Records that describe figures
## start

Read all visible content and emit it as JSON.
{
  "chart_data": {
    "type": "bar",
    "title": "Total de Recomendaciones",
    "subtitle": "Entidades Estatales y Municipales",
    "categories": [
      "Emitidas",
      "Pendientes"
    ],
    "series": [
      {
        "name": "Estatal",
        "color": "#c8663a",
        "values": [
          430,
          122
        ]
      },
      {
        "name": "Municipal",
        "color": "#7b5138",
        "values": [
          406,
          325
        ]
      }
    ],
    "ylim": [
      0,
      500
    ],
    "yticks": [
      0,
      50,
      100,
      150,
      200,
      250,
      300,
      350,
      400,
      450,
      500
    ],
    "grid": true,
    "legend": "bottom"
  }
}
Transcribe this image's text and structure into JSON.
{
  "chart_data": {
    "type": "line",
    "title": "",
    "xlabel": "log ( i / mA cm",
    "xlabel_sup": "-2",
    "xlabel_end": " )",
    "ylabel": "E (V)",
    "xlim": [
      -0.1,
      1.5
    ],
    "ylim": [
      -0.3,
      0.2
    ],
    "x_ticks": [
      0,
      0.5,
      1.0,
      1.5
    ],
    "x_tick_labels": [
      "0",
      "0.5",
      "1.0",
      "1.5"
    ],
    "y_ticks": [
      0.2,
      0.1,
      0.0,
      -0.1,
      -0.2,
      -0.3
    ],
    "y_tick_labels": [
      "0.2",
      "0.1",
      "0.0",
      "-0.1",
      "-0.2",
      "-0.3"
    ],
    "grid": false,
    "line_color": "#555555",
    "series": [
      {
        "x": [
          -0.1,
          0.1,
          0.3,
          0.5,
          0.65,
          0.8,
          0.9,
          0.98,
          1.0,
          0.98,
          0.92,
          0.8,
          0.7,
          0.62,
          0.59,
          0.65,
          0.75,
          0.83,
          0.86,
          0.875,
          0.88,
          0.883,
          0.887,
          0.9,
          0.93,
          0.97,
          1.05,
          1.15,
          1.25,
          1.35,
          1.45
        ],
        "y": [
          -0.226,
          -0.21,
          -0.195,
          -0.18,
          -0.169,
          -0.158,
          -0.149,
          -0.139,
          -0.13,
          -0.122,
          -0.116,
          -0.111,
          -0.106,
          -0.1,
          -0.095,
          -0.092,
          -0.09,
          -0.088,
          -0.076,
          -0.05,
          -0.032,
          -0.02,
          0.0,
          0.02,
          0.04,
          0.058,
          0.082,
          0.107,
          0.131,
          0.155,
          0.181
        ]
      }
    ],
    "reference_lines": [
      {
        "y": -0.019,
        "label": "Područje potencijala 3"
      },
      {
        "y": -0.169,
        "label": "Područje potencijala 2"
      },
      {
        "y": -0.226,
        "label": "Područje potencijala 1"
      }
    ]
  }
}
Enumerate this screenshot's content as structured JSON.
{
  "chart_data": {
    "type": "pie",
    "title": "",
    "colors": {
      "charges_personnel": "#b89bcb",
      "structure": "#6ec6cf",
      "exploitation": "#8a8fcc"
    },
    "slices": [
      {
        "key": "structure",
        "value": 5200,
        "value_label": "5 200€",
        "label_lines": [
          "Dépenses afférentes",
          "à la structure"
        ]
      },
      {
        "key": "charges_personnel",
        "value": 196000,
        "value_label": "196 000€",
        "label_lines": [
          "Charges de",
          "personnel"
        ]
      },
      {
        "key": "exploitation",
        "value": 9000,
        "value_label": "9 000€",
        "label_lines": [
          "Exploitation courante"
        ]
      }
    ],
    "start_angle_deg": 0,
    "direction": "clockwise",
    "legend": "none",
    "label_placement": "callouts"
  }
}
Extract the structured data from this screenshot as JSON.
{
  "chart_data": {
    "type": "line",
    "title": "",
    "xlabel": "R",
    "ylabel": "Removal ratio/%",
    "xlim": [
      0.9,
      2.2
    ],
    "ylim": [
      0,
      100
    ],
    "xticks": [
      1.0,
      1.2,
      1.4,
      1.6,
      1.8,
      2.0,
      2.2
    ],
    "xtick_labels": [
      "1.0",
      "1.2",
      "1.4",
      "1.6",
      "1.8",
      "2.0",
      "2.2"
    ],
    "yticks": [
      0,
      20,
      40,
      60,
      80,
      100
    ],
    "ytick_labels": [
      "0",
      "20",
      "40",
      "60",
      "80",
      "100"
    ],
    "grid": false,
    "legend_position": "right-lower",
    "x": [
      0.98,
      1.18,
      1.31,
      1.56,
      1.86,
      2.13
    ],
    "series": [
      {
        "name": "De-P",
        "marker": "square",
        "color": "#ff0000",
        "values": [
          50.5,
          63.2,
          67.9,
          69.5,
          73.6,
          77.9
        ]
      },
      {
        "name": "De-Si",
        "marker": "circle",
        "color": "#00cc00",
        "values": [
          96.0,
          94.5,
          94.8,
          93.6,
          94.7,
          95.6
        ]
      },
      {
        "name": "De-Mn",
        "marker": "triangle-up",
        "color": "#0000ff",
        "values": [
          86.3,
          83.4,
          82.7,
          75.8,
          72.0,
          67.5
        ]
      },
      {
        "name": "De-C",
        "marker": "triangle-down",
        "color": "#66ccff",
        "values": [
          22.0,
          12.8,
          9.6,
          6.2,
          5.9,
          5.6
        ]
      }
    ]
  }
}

## end

The exercise:
Take each line of the material that contains the word "structured" and list it.

Answer in full:
Enumerate this screenshot's content as structured JSON.
Extract the structured data from this screenshot as JSON.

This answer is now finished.